● **Request**
Scan the data below for the string "text". Show every line where it turns up.

— Begin Data provided —

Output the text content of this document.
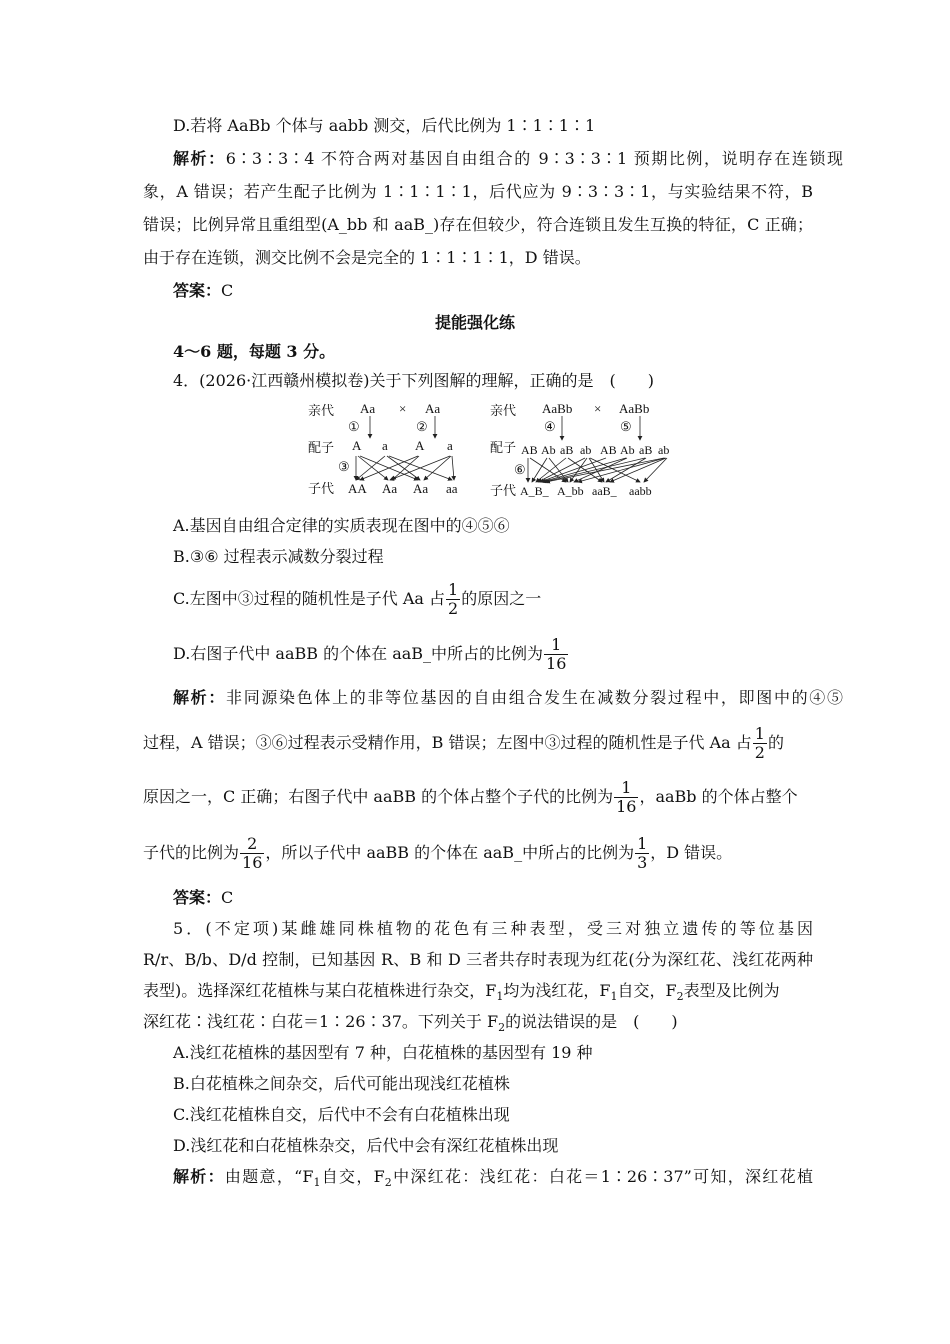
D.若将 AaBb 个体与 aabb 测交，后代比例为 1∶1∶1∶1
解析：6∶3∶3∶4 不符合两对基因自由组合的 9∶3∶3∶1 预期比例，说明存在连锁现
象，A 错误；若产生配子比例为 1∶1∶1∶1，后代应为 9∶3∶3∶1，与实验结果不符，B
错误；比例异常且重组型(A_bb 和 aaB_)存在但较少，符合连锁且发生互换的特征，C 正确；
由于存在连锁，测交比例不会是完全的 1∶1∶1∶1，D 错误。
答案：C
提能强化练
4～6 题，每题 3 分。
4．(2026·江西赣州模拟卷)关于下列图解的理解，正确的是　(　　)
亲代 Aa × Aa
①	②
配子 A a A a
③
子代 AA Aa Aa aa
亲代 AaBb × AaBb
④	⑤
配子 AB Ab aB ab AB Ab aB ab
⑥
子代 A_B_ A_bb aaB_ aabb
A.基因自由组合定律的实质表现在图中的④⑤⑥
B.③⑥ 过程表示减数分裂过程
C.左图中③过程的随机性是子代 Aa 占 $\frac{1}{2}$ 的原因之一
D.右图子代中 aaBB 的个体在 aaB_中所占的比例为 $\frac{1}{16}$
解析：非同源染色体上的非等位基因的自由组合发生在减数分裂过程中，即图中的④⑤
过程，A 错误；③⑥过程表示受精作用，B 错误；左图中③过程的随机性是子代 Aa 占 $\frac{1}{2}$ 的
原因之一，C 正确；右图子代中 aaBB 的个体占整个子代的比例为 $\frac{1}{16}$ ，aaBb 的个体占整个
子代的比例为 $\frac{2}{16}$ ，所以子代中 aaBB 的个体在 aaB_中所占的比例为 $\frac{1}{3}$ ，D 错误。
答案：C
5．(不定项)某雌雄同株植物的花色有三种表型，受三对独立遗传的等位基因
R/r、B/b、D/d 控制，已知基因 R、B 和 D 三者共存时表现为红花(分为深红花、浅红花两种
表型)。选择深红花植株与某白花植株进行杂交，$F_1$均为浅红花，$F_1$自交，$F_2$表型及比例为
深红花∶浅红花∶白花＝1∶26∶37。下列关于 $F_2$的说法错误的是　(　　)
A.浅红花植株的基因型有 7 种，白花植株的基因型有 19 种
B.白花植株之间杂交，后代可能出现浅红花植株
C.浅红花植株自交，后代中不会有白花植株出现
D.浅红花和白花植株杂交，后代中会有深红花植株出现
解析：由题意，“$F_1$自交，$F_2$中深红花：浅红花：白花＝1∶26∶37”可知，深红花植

— End Data provided —
— Begin Data provided —

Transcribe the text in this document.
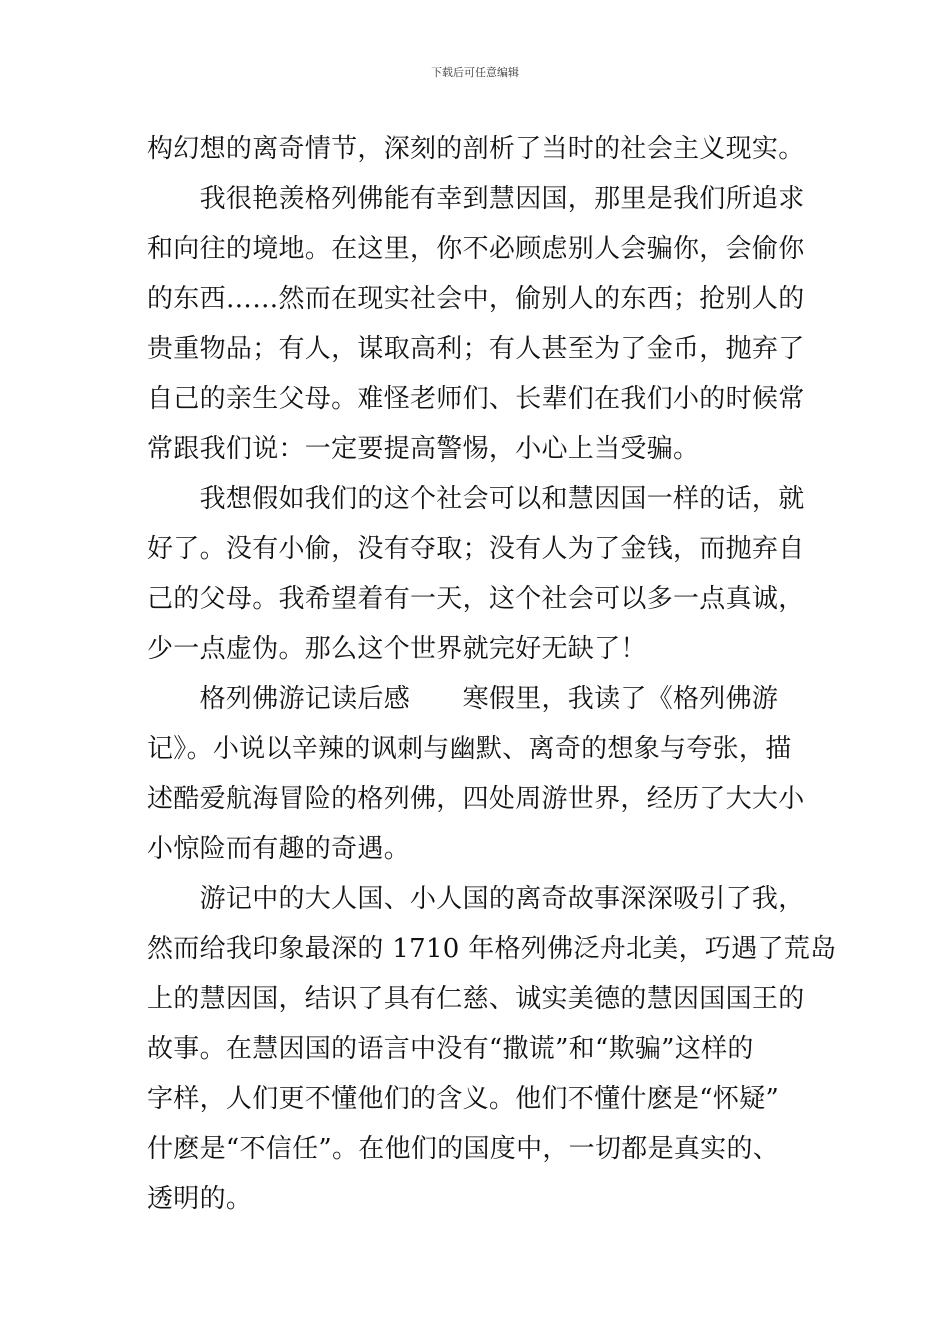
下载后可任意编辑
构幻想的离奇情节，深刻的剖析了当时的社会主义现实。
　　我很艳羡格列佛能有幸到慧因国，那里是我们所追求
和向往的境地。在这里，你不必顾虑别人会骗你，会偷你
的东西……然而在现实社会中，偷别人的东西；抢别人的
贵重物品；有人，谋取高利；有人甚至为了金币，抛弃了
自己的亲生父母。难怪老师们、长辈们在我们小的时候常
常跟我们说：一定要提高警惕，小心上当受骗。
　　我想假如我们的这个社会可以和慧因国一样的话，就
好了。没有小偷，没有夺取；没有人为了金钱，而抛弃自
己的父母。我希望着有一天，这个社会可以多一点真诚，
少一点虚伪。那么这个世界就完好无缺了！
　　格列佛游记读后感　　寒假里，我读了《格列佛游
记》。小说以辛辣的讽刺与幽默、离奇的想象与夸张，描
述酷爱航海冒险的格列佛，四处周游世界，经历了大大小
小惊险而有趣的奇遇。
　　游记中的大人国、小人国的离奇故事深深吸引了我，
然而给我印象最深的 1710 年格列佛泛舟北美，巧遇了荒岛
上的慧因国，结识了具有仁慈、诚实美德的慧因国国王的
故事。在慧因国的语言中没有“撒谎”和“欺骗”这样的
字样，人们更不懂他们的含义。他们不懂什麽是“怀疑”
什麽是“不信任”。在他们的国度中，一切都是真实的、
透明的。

— End Data provided —

● **Reply**
Output the text content of this document.
Transcribe the text in this document.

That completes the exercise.